◆ STATED EXERCISE ◆
All records below must be retyped exactly.

Entries with figure data:

• • • • •

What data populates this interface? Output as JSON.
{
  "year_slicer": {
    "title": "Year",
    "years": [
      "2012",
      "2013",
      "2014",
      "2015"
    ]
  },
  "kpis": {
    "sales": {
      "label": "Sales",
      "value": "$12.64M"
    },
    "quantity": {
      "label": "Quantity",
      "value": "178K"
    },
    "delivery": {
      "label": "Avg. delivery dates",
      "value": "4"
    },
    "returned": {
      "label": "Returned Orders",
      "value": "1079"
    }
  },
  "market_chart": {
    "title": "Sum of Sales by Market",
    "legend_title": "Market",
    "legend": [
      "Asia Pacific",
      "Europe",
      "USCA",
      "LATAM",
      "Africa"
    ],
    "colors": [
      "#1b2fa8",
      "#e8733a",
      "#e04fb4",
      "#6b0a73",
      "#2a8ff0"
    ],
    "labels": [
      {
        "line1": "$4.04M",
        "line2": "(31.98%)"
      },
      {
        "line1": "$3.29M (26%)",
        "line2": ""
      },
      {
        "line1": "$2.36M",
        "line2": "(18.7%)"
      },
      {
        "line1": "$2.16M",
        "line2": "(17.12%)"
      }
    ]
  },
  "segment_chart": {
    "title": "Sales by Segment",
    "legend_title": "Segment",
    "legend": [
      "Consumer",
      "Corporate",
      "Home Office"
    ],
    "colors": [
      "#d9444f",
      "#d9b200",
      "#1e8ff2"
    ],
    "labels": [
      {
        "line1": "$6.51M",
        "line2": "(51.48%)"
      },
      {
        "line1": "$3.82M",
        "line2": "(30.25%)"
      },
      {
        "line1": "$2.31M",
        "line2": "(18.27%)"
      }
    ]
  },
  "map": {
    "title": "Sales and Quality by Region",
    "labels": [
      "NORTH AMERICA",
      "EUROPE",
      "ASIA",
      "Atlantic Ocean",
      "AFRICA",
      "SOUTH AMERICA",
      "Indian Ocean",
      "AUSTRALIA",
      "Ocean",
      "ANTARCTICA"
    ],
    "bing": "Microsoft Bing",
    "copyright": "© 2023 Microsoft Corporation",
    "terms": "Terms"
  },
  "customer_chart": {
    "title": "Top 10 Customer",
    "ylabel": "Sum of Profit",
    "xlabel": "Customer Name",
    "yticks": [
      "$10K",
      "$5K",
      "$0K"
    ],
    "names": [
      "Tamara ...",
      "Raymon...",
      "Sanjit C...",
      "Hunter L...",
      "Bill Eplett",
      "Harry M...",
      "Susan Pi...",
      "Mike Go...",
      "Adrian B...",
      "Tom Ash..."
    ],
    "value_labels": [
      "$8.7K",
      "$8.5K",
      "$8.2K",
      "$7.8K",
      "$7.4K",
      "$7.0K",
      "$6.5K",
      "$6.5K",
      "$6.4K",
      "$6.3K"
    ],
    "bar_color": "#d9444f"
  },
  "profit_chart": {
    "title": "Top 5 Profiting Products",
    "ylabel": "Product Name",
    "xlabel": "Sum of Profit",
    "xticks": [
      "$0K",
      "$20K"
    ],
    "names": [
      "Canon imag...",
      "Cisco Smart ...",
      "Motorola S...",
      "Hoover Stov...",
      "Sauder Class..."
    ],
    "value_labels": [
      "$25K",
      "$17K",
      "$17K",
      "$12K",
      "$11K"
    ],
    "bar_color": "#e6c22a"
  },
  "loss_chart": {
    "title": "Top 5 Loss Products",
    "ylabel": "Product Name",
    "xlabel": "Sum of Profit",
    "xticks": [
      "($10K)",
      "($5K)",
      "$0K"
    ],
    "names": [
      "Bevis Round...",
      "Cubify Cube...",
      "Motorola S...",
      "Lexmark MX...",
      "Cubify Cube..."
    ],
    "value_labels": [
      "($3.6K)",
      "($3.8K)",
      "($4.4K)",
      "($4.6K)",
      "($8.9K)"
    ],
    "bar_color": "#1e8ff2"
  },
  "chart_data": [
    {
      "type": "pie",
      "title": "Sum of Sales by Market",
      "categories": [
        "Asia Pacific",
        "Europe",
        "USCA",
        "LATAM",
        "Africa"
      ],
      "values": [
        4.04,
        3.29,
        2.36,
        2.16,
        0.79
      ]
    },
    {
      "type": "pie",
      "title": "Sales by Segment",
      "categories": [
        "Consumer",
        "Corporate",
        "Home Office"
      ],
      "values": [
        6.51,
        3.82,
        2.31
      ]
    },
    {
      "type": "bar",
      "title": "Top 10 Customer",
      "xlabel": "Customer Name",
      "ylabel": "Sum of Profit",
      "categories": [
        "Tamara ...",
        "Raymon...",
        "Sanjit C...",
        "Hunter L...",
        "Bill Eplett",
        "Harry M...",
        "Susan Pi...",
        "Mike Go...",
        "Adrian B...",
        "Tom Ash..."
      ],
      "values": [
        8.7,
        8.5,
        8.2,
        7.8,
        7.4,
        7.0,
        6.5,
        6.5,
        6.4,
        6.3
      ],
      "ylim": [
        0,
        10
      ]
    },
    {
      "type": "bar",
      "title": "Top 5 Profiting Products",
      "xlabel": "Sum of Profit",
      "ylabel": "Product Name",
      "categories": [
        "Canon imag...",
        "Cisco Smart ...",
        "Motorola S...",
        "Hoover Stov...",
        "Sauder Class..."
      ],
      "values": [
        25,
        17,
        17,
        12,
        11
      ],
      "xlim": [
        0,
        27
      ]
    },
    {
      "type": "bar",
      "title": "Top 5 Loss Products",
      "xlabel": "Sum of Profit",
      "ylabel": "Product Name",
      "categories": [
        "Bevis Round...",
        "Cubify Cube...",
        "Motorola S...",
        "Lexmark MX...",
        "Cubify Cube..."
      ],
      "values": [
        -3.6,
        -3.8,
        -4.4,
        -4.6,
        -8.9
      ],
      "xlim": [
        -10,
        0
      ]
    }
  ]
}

• • • • •

◆ SOLUTION TO THIS EXERCISE ◆
What data populates this interface? Output as JSON.
{
  "year_slicer": {
    "title": "Year",
    "years": [
      "2012",
      "2013",
      "2014",
      "2015"
    ]
  },
  "kpis": {
    "sales": {
      "label": "Sales",
      "value": "$12.64M"
    },
    "quantity": {
      "label": "Quantity",
      "value": "178K"
    },
    "delivery": {
      "label": "Avg. delivery dates",
      "value": "4"
    },
    "returned": {
      "label": "Returned Orders",
      "value": "1079"
    }
  },
  "market_chart": {
    "title": "Sum of Sales by Market",
    "legend_title": "Market",
    "legend": [
      "Asia Pacific",
      "Europe",
      "USCA",
      "LATAM",
      "Africa"
    ],
    "colors": [
      "#1b2fa8",
      "#e8733a",
      "#e04fb4",
      "#6b0a73",
      "#2a8ff0"
    ],
    "labels": [
      {
        "line1": "$4.04M",
        "line2": "(31.98%)"
      },
      {
        "line1": "$3.29M (26%)",
        "line2": ""
      },
      {
        "line1": "$2.36M",
        "line2": "(18.7%)"
      },
      {
        "line1": "$2.16M",
        "line2": "(17.12%)"
      }
    ]
  },
  "segment_chart": {
    "title": "Sales by Segment",
    "legend_title": "Segment",
    "legend": [
      "Consumer",
      "Corporate",
      "Home Office"
    ],
    "colors": [
      "#d9444f",
      "#d9b200",
      "#1e8ff2"
    ],
    "labels": [
      {
        "line1": "$6.51M",
        "line2": "(51.48%)"
      },
      {
        "line1": "$3.82M",
        "line2": "(30.25%)"
      },
      {
        "line1": "$2.31M",
        "line2": "(18.27%)"
      }
    ]
  },
  "map": {
    "title": "Sales and Quality by Region",
    "labels": [
      "NORTH AMERICA",
      "EUROPE",
      "ASIA",
      "Atlantic Ocean",
      "AFRICA",
      "SOUTH AMERICA",
      "Indian Ocean",
      "AUSTRALIA",
      "Ocean",
      "ANTARCTICA"
    ],
    "bing": "Microsoft Bing",
    "copyright": "© 2023 Microsoft Corporation",
    "terms": "Terms"
  },
  "customer_chart": {
    "title": "Top 10 Customer",
    "ylabel": "Sum of Profit",
    "xlabel": "Customer Name",
    "yticks": [
      "$10K",
      "$5K",
      "$0K"
    ],
    "names": [
      "Tamara ...",
      "Raymon...",
      "Sanjit C...",
      "Hunter L...",
      "Bill Eplett",
      "Harry M...",
      "Susan Pi...",
      "Mike Go...",
      "Adrian B...",
      "Tom Ash..."
    ],
    "value_labels": [
      "$8.7K",
      "$8.5K",
      "$8.2K",
      "$7.8K",
      "$7.4K",
      "$7.0K",
      "$6.5K",
      "$6.5K",
      "$6.4K",
      "$6.3K"
    ],
    "bar_color": "#d9444f"
  },
  "profit_chart": {
    "title": "Top 5 Profiting Products",
    "ylabel": "Product Name",
    "xlabel": "Sum of Profit",
    "xticks": [
      "$0K",
      "$20K"
    ],
    "names": [
      "Canon imag...",
      "Cisco Smart ...",
      "Motorola S...",
      "Hoover Stov...",
      "Sauder Class..."
    ],
    "value_labels": [
      "$25K",
      "$17K",
      "$17K",
      "$12K",
      "$11K"
    ],
    "bar_color": "#e6c22a"
  },
  "loss_chart": {
    "title": "Top 5 Loss Products",
    "ylabel": "Product Name",
    "xlabel": "Sum of Profit",
    "xticks": [
      "($10K)",
      "($5K)",
      "$0K"
    ],
    "names": [
      "Bevis Round...",
      "Cubify Cube...",
      "Motorola S...",
      "Lexmark MX...",
      "Cubify Cube..."
    ],
    "value_labels": [
      "($3.6K)",
      "($3.8K)",
      "($4.4K)",
      "($4.6K)",
      "($8.9K)"
    ],
    "bar_color": "#1e8ff2"
  },
  "chart_data": [
    {
      "type": "pie",
      "title": "Sum of Sales by Market",
      "categories": [
        "Asia Pacific",
        "Europe",
        "USCA",
        "LATAM",
        "Africa"
      ],
      "values": [
        4.04,
        3.29,
        2.36,
        2.16,
        0.79
      ]
    },
    {
      "type": "pie",
      "title": "Sales by Segment",
      "categories": [
        "Consumer",
        "Corporate",
        "Home Office"
      ],
      "values": [
        6.51,
        3.82,
        2.31
      ]
    },
    {
      "type": "bar",
      "title": "Top 10 Customer",
      "xlabel": "Customer Name",
      "ylabel": "Sum of Profit",
      "categories": [
        "Tamara ...",
        "Raymon...",
        "Sanjit C...",
        "Hunter L...",
        "Bill Eplett",
        "Harry M...",
        "Susan Pi...",
        "Mike Go...",
        "Adrian B...",
        "Tom Ash..."
      ],
      "values": [
        8.7,
        8.5,
        8.2,
        7.8,
        7.4,
        7.0,
        6.5,
        6.5,
        6.4,
        6.3
      ],
      "ylim": [
        0,
        10
      ]
    },
    {
      "type": "bar",
      "title": "Top 5 Profiting Products",
      "xlabel": "Sum of Profit",
      "ylabel": "Product Name",
      "categories": [
        "Canon imag...",
        "Cisco Smart ...",
        "Motorola S...",
        "Hoover Stov...",
        "Sauder Class..."
      ],
      "values": [
        25,
        17,
        17,
        12,
        11
      ],
      "xlim": [
        0,
        27
      ]
    },
    {
      "type": "bar",
      "title": "Top 5 Loss Products",
      "xlabel": "Sum of Profit",
      "ylabel": "Product Name",
      "categories": [
        "Bevis Round...",
        "Cubify Cube...",
        "Motorola S...",
        "Lexmark MX...",
        "Cubify Cube..."
      ],
      "values": [
        -3.6,
        -3.8,
        -4.4,
        -4.6,
        -8.9
      ],
      "xlim": [
        -10,
        0
      ]
    }
  ]
}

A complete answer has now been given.